Stored data
● ● ● ● ●

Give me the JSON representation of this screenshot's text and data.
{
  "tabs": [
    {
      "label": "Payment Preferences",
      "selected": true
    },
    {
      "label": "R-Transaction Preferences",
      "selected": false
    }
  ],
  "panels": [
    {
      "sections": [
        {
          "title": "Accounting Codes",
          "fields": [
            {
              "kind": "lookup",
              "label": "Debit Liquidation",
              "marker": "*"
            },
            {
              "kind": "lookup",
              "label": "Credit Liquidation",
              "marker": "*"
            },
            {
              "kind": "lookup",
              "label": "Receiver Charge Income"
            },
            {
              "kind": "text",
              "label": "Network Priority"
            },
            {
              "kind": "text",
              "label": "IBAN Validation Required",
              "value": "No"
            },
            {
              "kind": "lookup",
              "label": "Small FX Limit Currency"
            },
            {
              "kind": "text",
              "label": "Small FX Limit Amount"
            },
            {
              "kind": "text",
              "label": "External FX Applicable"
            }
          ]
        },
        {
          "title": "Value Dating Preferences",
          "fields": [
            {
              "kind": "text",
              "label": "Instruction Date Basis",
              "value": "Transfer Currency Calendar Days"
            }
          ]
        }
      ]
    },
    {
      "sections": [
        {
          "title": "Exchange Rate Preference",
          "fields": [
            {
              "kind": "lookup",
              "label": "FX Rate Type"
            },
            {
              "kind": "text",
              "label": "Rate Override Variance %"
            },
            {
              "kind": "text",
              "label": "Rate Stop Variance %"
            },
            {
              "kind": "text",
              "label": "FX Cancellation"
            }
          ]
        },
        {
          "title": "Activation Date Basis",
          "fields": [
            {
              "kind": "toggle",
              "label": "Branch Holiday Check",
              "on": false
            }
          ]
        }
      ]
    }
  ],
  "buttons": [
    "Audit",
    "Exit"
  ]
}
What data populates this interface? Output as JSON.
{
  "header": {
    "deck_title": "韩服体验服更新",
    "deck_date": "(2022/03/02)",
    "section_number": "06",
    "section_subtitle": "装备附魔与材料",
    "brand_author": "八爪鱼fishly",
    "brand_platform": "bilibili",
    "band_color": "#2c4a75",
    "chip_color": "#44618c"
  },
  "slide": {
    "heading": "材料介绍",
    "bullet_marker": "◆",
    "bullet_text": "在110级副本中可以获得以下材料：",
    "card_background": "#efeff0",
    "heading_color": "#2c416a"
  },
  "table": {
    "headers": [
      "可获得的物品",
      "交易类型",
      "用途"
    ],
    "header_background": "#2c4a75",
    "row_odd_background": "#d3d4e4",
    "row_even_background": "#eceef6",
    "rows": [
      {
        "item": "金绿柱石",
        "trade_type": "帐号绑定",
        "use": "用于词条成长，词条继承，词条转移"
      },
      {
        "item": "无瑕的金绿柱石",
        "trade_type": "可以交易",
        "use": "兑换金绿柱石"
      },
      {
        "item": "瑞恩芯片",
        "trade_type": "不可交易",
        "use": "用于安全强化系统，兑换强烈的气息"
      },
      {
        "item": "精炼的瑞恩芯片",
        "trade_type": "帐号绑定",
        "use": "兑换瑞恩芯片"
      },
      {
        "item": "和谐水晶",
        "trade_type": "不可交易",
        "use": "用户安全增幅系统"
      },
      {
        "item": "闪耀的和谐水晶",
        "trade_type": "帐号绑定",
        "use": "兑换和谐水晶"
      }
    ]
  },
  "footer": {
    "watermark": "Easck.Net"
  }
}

● ● ● ● ●

■ **EXERCISE GOAL**:
Among the lines of the data above, count those holding "Variance" and state only the number.

■ **RESULT BELOW**:
2